* _Task to complete_: Within the records that follow, find every line containing the string "utförare". Copy those lines.

* _Data to use_:
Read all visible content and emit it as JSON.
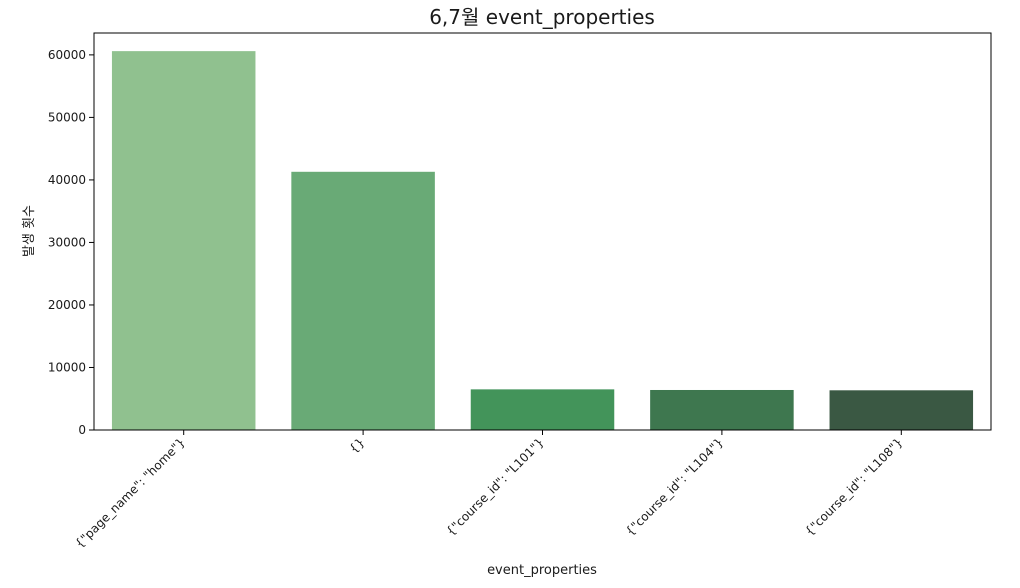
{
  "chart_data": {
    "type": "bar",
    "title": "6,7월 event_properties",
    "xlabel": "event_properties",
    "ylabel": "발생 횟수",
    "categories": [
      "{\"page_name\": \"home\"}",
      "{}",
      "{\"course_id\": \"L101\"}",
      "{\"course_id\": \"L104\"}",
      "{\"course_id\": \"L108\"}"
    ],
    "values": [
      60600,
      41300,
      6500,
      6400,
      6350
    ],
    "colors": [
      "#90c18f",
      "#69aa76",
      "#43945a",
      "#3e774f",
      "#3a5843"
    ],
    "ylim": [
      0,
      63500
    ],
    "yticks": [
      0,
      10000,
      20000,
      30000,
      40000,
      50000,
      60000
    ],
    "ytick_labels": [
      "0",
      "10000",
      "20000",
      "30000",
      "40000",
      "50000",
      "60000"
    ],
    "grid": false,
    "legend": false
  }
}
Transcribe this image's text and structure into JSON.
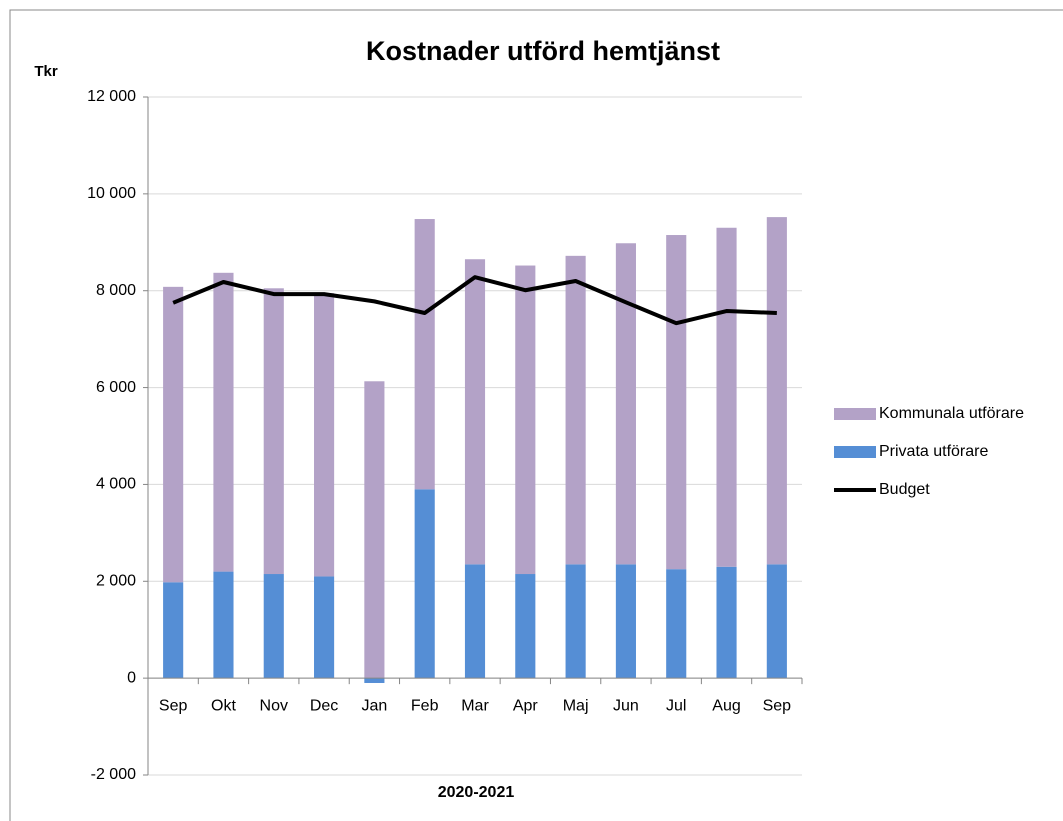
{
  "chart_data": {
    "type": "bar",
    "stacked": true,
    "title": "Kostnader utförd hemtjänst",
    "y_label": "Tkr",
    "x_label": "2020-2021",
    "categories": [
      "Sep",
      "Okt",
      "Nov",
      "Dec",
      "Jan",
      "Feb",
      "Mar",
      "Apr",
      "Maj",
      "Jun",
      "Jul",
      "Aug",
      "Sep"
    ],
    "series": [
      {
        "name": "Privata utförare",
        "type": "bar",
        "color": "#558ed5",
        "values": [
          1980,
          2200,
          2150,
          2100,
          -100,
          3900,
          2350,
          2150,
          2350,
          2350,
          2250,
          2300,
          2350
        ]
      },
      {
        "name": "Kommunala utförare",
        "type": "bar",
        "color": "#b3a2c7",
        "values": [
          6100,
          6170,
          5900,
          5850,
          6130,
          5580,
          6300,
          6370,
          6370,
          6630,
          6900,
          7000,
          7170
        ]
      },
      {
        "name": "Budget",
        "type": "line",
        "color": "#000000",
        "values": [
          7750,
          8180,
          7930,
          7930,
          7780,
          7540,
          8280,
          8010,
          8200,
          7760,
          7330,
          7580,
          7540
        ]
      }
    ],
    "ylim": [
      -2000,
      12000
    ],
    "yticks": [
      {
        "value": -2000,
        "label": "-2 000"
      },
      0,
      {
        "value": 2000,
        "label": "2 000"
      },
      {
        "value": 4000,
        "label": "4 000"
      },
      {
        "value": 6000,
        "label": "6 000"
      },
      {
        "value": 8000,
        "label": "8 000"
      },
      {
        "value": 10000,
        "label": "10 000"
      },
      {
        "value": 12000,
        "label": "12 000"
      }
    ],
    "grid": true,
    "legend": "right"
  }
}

* * *

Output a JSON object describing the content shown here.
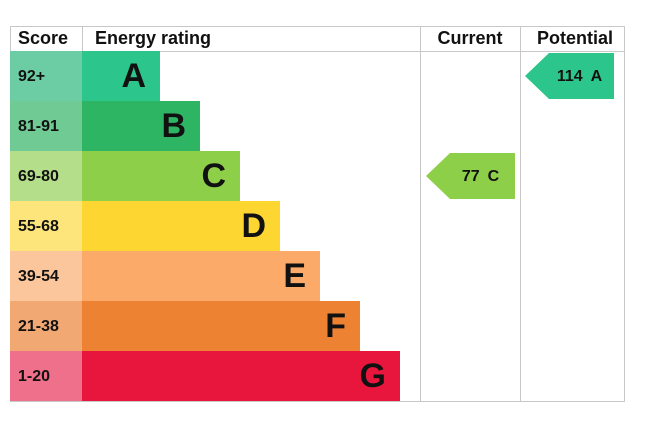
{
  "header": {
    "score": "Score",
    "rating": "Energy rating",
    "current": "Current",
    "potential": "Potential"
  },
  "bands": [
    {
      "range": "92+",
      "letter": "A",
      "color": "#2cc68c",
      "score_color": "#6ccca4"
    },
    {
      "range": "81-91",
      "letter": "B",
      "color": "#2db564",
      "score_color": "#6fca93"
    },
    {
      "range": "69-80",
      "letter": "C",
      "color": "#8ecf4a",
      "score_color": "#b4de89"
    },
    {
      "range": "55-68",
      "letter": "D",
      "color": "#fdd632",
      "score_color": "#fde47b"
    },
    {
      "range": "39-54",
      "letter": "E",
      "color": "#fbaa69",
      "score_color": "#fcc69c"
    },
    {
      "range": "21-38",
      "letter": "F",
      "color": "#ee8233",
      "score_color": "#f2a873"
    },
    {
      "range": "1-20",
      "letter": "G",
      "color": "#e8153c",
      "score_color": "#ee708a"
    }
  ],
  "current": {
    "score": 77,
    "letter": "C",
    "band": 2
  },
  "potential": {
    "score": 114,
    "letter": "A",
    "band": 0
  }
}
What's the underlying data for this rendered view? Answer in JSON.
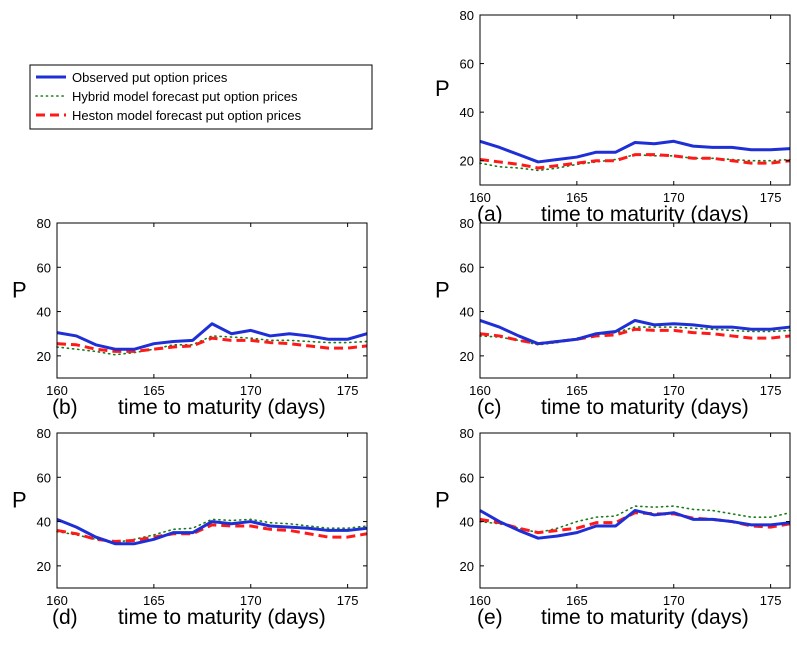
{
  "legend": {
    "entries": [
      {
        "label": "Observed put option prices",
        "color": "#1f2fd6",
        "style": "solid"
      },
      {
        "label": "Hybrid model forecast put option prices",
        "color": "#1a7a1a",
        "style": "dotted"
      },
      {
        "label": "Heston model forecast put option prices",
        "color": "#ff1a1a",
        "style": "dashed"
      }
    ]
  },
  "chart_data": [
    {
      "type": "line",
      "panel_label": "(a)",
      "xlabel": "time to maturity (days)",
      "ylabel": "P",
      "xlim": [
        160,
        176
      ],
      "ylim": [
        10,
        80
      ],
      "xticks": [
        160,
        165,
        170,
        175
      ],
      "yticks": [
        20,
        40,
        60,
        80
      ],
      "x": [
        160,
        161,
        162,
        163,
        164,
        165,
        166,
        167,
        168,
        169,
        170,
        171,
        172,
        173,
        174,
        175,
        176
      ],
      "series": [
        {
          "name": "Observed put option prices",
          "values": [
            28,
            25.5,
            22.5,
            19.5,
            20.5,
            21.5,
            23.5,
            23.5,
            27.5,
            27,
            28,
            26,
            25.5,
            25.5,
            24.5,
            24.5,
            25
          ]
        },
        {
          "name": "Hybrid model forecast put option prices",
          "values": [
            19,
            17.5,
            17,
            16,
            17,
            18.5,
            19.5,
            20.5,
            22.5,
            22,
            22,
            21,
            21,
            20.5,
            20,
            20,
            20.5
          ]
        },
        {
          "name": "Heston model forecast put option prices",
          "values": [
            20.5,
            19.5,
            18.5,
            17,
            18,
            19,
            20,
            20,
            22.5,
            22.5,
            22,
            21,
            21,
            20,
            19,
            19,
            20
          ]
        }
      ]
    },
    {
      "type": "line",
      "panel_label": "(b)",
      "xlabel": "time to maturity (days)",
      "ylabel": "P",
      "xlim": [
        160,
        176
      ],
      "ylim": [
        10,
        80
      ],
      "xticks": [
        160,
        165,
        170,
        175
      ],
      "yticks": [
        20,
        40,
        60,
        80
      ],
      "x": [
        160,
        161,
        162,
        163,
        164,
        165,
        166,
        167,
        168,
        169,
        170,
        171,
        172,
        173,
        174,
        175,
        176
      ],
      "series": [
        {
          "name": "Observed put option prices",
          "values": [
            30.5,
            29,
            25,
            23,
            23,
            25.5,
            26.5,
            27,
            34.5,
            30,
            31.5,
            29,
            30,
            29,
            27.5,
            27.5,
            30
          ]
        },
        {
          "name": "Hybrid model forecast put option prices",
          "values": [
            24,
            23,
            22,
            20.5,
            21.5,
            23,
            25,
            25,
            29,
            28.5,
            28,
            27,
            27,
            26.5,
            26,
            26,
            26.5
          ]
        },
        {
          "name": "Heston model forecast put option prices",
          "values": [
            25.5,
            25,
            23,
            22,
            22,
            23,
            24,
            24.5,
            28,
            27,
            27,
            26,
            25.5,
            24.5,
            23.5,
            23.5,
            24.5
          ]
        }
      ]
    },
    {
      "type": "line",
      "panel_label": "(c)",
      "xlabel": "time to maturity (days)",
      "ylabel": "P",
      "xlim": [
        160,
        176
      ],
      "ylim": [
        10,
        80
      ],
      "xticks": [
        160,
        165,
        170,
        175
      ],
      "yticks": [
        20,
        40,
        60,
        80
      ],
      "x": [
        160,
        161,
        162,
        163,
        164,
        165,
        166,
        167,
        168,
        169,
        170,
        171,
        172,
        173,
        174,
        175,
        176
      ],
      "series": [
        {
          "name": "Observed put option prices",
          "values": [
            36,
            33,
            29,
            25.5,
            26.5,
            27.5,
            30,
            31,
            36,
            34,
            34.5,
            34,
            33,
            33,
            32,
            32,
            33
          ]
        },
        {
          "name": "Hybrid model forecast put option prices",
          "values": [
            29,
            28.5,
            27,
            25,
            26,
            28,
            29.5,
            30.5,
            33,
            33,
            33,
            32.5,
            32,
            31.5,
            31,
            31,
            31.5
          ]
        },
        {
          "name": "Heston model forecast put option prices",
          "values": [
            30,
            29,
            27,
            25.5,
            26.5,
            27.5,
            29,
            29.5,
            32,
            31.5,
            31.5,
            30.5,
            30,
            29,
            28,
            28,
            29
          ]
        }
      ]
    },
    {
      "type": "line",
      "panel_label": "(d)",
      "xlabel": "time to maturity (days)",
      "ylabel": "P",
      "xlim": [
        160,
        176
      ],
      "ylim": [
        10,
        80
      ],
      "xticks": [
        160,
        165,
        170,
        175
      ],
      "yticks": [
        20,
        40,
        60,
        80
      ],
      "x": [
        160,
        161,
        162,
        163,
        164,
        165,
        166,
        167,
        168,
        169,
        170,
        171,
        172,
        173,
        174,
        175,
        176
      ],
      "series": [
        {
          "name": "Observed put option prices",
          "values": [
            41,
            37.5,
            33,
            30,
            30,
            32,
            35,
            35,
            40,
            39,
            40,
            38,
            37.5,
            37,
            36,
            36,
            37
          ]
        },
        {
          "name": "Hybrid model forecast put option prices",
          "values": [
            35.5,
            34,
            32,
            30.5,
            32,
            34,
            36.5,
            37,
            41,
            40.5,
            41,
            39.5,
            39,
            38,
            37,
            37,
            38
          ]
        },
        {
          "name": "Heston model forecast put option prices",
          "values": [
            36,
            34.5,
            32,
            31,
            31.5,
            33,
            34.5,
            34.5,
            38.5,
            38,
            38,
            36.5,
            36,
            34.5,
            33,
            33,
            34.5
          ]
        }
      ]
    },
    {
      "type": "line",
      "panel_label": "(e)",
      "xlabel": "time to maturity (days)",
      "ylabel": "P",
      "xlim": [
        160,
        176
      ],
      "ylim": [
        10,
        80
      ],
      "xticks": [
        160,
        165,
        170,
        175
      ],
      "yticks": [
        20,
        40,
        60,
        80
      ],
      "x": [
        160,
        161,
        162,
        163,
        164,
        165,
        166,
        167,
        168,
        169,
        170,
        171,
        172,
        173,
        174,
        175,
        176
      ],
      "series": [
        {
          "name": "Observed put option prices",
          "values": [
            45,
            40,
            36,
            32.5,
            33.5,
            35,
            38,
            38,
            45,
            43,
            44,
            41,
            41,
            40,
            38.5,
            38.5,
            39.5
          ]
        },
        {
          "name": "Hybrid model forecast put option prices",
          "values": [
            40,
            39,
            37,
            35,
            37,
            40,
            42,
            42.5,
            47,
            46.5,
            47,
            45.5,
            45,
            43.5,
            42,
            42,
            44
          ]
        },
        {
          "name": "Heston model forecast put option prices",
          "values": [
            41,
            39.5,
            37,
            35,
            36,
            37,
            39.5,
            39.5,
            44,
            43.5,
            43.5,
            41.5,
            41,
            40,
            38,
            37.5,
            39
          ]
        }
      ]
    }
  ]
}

* _Result_:
        "name": "Privata utförare",
        "name": "Kommunala utförare",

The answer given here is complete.